Reproduce each line of the listing exactly.

Begin RECORDS PROVIDED

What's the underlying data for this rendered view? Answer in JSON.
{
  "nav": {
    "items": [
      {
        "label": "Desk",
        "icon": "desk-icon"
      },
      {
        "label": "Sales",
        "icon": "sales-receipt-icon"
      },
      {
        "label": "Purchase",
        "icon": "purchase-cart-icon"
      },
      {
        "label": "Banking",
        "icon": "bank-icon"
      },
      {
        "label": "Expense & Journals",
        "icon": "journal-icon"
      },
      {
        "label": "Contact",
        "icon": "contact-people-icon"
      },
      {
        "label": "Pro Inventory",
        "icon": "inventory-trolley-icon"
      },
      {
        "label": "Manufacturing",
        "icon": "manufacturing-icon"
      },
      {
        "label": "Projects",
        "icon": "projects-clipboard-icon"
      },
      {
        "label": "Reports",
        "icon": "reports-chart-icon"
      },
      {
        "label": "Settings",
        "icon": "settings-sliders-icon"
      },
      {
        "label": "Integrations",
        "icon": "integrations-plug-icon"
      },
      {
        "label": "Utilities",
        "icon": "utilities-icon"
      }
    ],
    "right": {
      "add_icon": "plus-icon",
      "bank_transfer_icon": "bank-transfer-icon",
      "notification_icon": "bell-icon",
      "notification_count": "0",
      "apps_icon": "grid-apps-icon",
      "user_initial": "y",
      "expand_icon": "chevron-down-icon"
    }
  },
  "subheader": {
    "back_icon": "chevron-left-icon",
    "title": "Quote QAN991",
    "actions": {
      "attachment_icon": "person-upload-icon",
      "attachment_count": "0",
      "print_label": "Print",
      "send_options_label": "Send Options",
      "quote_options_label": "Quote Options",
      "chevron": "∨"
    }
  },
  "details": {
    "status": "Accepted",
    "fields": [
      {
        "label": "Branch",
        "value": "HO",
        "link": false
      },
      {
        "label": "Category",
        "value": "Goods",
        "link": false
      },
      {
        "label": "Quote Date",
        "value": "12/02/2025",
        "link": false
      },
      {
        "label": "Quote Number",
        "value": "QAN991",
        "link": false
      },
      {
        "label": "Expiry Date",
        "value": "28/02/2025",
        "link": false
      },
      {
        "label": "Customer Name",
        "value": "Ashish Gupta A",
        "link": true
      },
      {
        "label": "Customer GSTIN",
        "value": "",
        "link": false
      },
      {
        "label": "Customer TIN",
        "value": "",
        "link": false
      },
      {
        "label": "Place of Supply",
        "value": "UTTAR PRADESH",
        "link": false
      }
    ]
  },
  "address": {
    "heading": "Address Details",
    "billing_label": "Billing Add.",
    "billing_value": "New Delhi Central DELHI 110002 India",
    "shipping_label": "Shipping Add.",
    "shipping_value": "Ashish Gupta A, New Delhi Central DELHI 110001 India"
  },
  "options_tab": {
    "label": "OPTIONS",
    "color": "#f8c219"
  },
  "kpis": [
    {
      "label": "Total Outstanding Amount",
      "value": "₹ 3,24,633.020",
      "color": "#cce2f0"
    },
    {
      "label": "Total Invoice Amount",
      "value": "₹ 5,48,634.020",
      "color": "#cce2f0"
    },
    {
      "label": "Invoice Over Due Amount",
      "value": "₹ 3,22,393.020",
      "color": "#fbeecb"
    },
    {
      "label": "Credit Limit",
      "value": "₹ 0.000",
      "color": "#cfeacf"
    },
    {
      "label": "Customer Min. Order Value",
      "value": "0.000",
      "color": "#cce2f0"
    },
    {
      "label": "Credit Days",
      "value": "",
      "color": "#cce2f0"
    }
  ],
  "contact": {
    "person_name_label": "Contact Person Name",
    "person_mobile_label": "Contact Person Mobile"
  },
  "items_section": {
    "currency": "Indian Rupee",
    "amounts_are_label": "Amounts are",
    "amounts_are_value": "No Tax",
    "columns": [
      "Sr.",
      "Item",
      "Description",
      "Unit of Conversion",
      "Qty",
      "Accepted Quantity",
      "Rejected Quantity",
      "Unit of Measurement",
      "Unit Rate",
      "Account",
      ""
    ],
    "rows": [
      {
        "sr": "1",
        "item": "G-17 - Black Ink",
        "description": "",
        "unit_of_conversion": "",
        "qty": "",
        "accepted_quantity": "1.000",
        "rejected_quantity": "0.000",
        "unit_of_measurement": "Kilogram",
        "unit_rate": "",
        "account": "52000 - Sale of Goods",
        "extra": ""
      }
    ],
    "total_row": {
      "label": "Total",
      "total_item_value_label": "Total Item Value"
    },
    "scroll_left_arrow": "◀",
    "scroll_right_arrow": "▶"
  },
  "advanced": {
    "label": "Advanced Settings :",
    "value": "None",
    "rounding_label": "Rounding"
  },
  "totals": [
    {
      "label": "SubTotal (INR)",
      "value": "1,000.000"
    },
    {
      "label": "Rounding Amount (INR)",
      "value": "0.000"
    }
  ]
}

End RECORDS PROVIDED

CORRECT RESULT:
What's the underlying data for this rendered view? Answer in JSON.
{
  "nav": {
    "items": [
      {
        "label": "Desk",
        "icon": "desk-icon"
      },
      {
        "label": "Sales",
        "icon": "sales-receipt-icon"
      },
      {
        "label": "Purchase",
        "icon": "purchase-cart-icon"
      },
      {
        "label": "Banking",
        "icon": "bank-icon"
      },
      {
        "label": "Expense & Journals",
        "icon": "journal-icon"
      },
      {
        "label": "Contact",
        "icon": "contact-people-icon"
      },
      {
        "label": "Pro Inventory",
        "icon": "inventory-trolley-icon"
      },
      {
        "label": "Manufacturing",
        "icon": "manufacturing-icon"
      },
      {
        "label": "Projects",
        "icon": "projects-clipboard-icon"
      },
      {
        "label": "Reports",
        "icon": "reports-chart-icon"
      },
      {
        "label": "Settings",
        "icon": "settings-sliders-icon"
      },
      {
        "label": "Integrations",
        "icon": "integrations-plug-icon"
      },
      {
        "label": "Utilities",
        "icon": "utilities-icon"
      }
    ],
    "right": {
      "add_icon": "plus-icon",
      "bank_transfer_icon": "bank-transfer-icon",
      "notification_icon": "bell-icon",
      "notification_count": "0",
      "apps_icon": "grid-apps-icon",
      "user_initial": "y",
      "expand_icon": "chevron-down-icon"
    }
  },
  "subheader": {
    "back_icon": "chevron-left-icon",
    "title": "Quote QAN991",
    "actions": {
      "attachment_icon": "person-upload-icon",
      "attachment_count": "0",
      "print_label": "Print",
      "send_options_label": "Send Options",
      "quote_options_label": "Quote Options",
      "chevron": "∨"
    }
  },
  "details": {
    "status": "Accepted",
    "fields": [
      {
        "label": "Branch",
        "value": "HO",
        "link": false
      },
      {
        "label": "Category",
        "value": "Goods",
        "link": false
      },
      {
        "label": "Quote Date",
        "value": "12/02/2025",
        "link": false
      },
      {
        "label": "Quote Number",
        "value": "QAN991",
        "link": false
      },
      {
        "label": "Expiry Date",
        "value": "28/02/2025",
        "link": false
      },
      {
        "label": "Customer Name",
        "value": "Ashish Gupta A",
        "link": true
      },
      {
        "label": "Customer GSTIN",
        "value": "",
        "link": false
      },
      {
        "label": "Customer TIN",
        "value": "",
        "link": false
      },
      {
        "label": "Place of Supply",
        "value": "UTTAR PRADESH",
        "link": false
      }
    ]
  },
  "address": {
    "heading": "Address Details",
    "billing_label": "Billing Add.",
    "billing_value": "New Delhi Central DELHI 110002 India",
    "shipping_label": "Shipping Add.",
    "shipping_value": "Ashish Gupta A, New Delhi Central DELHI 110001 India"
  },
  "options_tab": {
    "label": "OPTIONS",
    "color": "#f8c219"
  },
  "kpis": [
    {
      "label": "Total Outstanding Amount",
      "value": "₹ 3,24,633.020",
      "color": "#cce2f0"
    },
    {
      "label": "Total Invoice Amount",
      "value": "₹ 5,48,634.020",
      "color": "#cce2f0"
    },
    {
      "label": "Invoice Over Due Amount",
      "value": "₹ 3,22,393.020",
      "color": "#fbeecb"
    },
    {
      "label": "Credit Limit",
      "value": "₹ 0.000",
      "color": "#cfeacf"
    },
    {
      "label": "Customer Min. Order Value",
      "value": "0.000",
      "color": "#cce2f0"
    },
    {
      "label": "Credit Days",
      "value": "",
      "color": "#cce2f0"
    }
  ],
  "contact": {
    "person_name_label": "Contact Person Name",
    "person_mobile_label": "Contact Person Mobile"
  },
  "items_section": {
    "currency": "Indian Rupee",
    "amounts_are_label": "Amounts are",
    "amounts_are_value": "No Tax",
    "columns": [
      "Sr.",
      "Item",
      "Description",
      "Unit of Conversion",
      "Qty",
      "Accepted Quantity",
      "Rejected Quantity",
      "Unit of Measurement",
      "Unit Rate",
      "Account",
      ""
    ],
    "rows": [
      {
        "sr": "1",
        "item": "G-17 - Black Ink",
        "description": "",
        "unit_of_conversion": "",
        "qty": "",
        "accepted_quantity": "1.000",
        "rejected_quantity": "0.000",
        "unit_of_measurement": "Kilogram",
        "unit_rate": "",
        "account": "52000 - Sale of Goods",
        "extra": ""
      }
    ],
    "total_row": {
      "label": "Total",
      "total_item_value_label": "Total Item Value"
    },
    "scroll_left_arrow": "◀",
    "scroll_right_arrow": "▶"
  },
  "advanced": {
    "label": "Advanced Settings :",
    "value": "None",
    "rounding_label": "Rounding"
  },
  "totals": [
    {
      "label": "SubTotal (INR)",
      "value": "1,000.000"
    },
    {
      "label": "Rounding Amount (INR)",
      "value": "0.000"
    }
  ]
}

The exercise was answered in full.